» **Required task**
Using the material below, copy every line where "Prishtinë" appears.

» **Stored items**
::::
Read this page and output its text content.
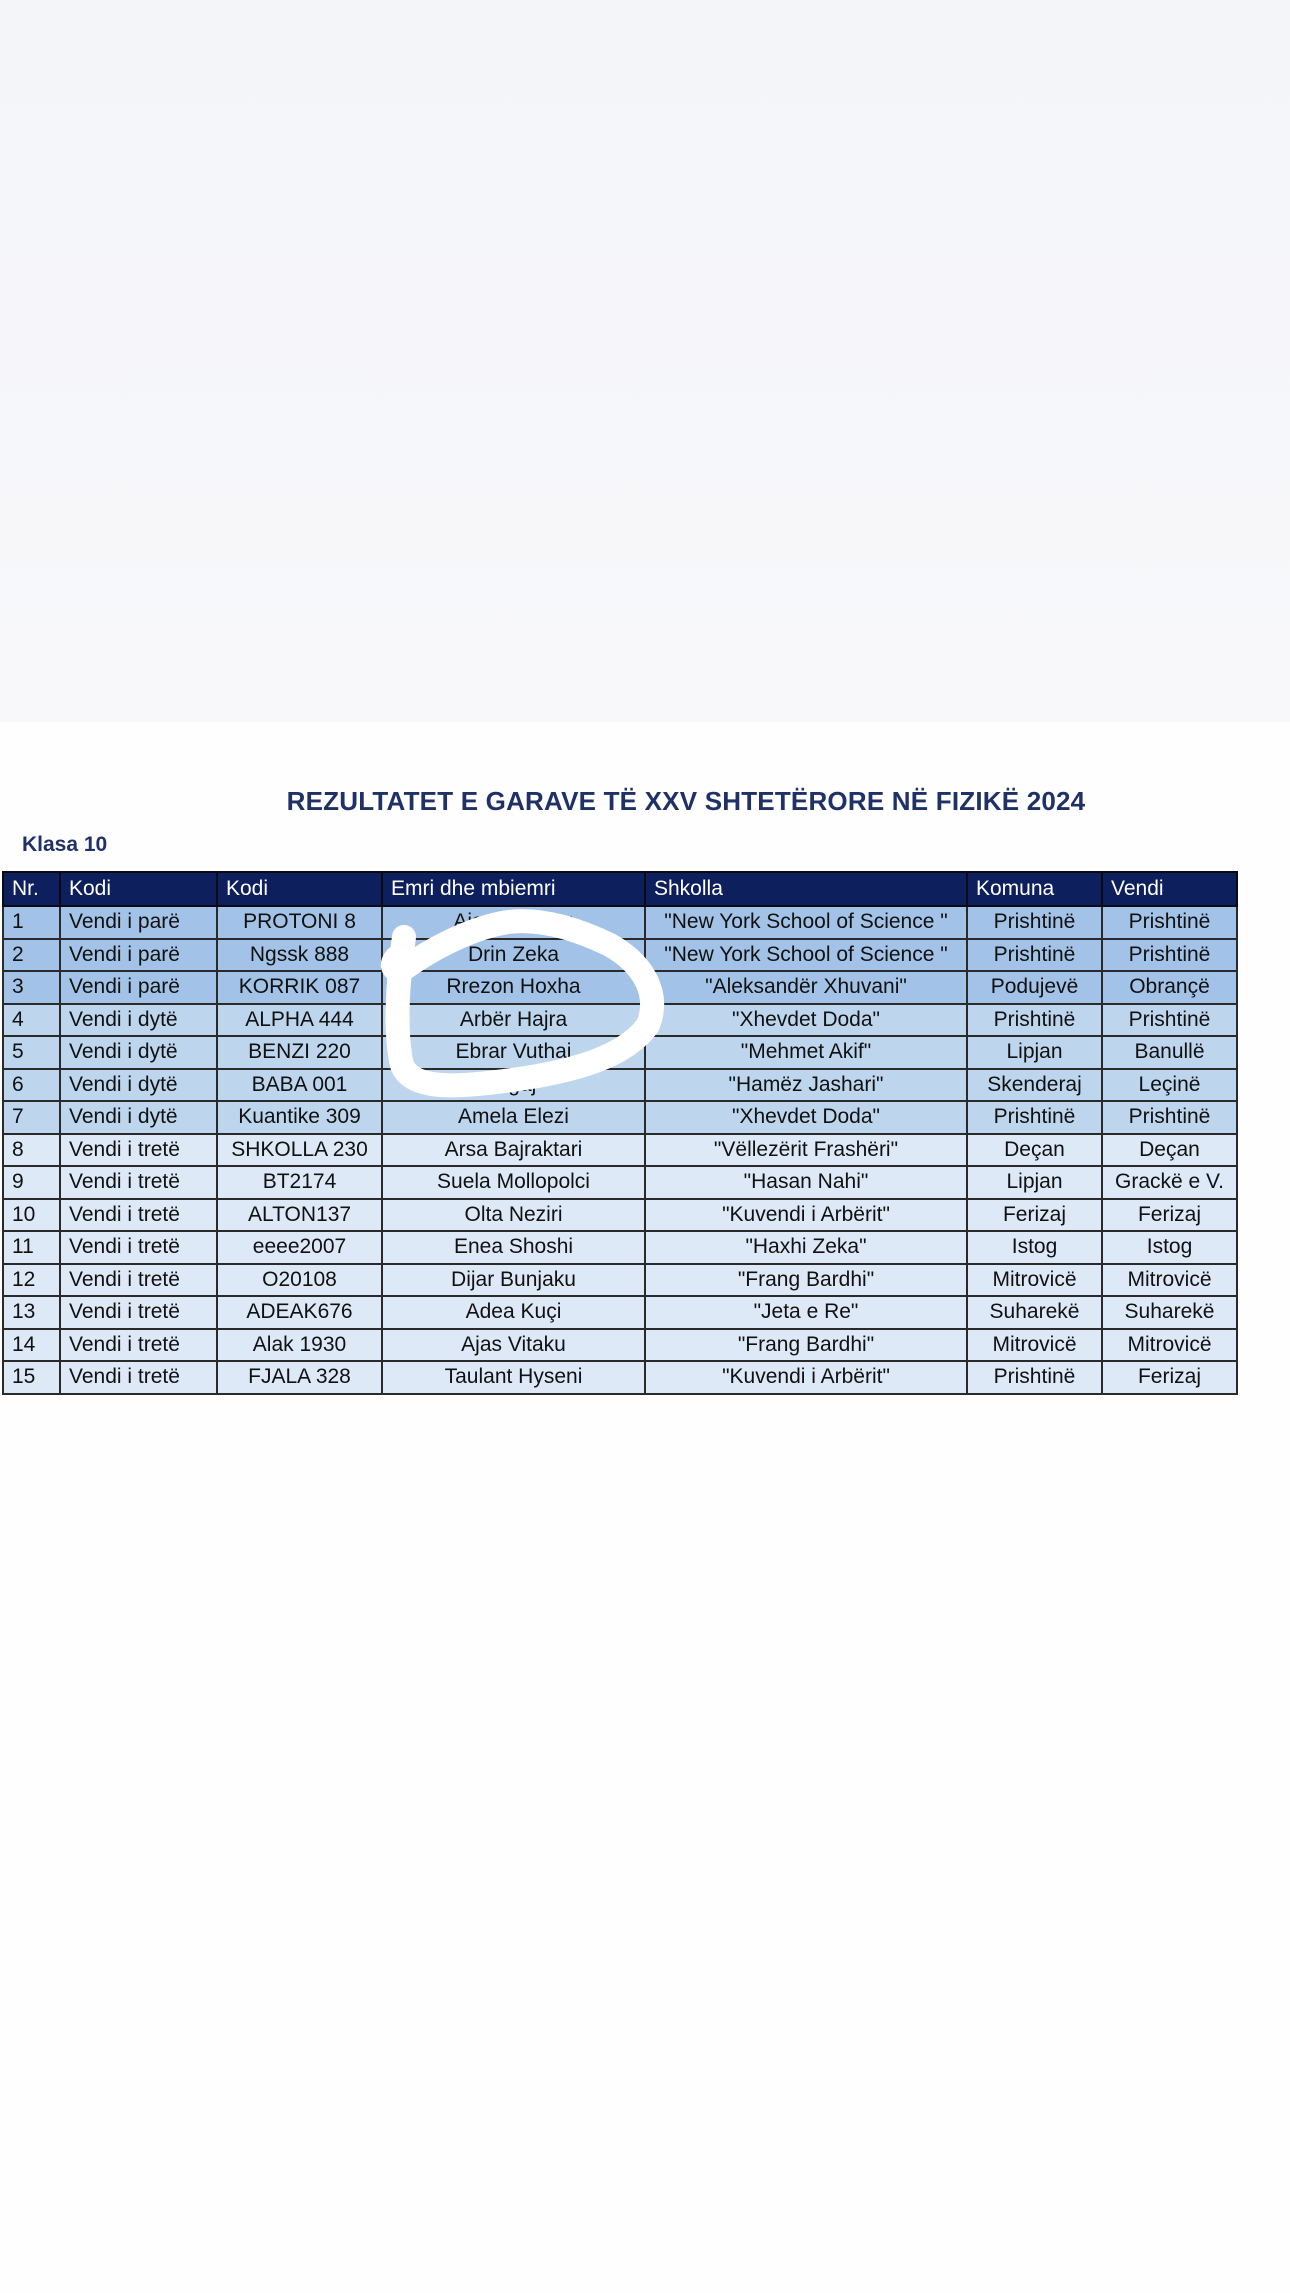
REZULTATET E GARAVE TË XXV SHTETËRORE NË FIZIKË 2024
Klasa 10
Nr.	Kodi	Kodi	Emri dhe mbiemri	Shkolla	Komuna	Vendi
1	Vendi i parë	PROTONI 8	Ajan H...jahu	"New York School of Science "	Prishtinë	Prishtinë
2	Vendi i parë	Ngssk 888	Drin Zeka	"New York School of Science "	Prishtinë	Prishtinë
3	Vendi i parë	KORRIK 087	Rrezon Hoxha	"Aleksandër Xhuvani"	Podujevë	Obrançë
4	Vendi i dytë	ALPHA 444	Arbër Hajra	"Xhevdet Doda"	Prishtinë	Prishtinë
5	Vendi i dytë	BENZI 220	Ebrar Vuthaj	"Mehmet Akif"	Lipjan	Banullë
6	Vendi i dytë	BABA 001	...gaj	"Hamëz Jashari"	Skenderaj	Leçinë
7	Vendi i dytë	Kuantike 309	Amela Elezi	"Xhevdet Doda"	Prishtinë	Prishtinë
8	Vendi i tretë	SHKOLLA 230	Arsa Bajraktari	"Vëllezërit Frashëri"	Deçan	Deçan
9	Vendi i tretë	BT2174	Suela Mollopolci	"Hasan Nahi"	Lipjan	Grackë e V.
10	Vendi i tretë	ALTON137	Olta Neziri	"Kuvendi i Arbërit"	Ferizaj	Ferizaj
11	Vendi i tretë	eeee2007	Enea Shoshi	"Haxhi Zeka"	Istog	Istog
12	Vendi i tretë	O20108	Dijar Bunjaku	"Frang Bardhi"	Mitrovicë	Mitrovicë
13	Vendi i tretë	ADEAK676	Adea Kuçi	"Jeta e Re"	Suharekë	Suharekë
14	Vendi i tretë	Alak 1930	Ajas Vitaku	"Frang Bardhi"	Mitrovicë	Mitrovicë
15	Vendi i tretë	FJALA 328	Taulant Hyseni	"Kuvendi i Arbërit"	Prishtinë	Ferizaj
::::
» **Response to the task**
1	Vendi i parë	PROTONI 8	Ajan H...jahu	"New York School of Science "	Prishtinë	Prishtinë
2	Vendi i parë	Ngssk 888	Drin Zeka	"New York School of Science "	Prishtinë	Prishtinë
4	Vendi i dytë	ALPHA 444	Arbër Hajra	"Xhevdet Doda"	Prishtinë	Prishtinë
7	Vendi i dytë	Kuantike 309	Amela Elezi	"Xhevdet Doda"	Prishtinë	Prishtinë
15	Vendi i tretë	FJALA 328	Taulant Hyseni	"Kuvendi i Arbërit"	Prishtinë	Ferizaj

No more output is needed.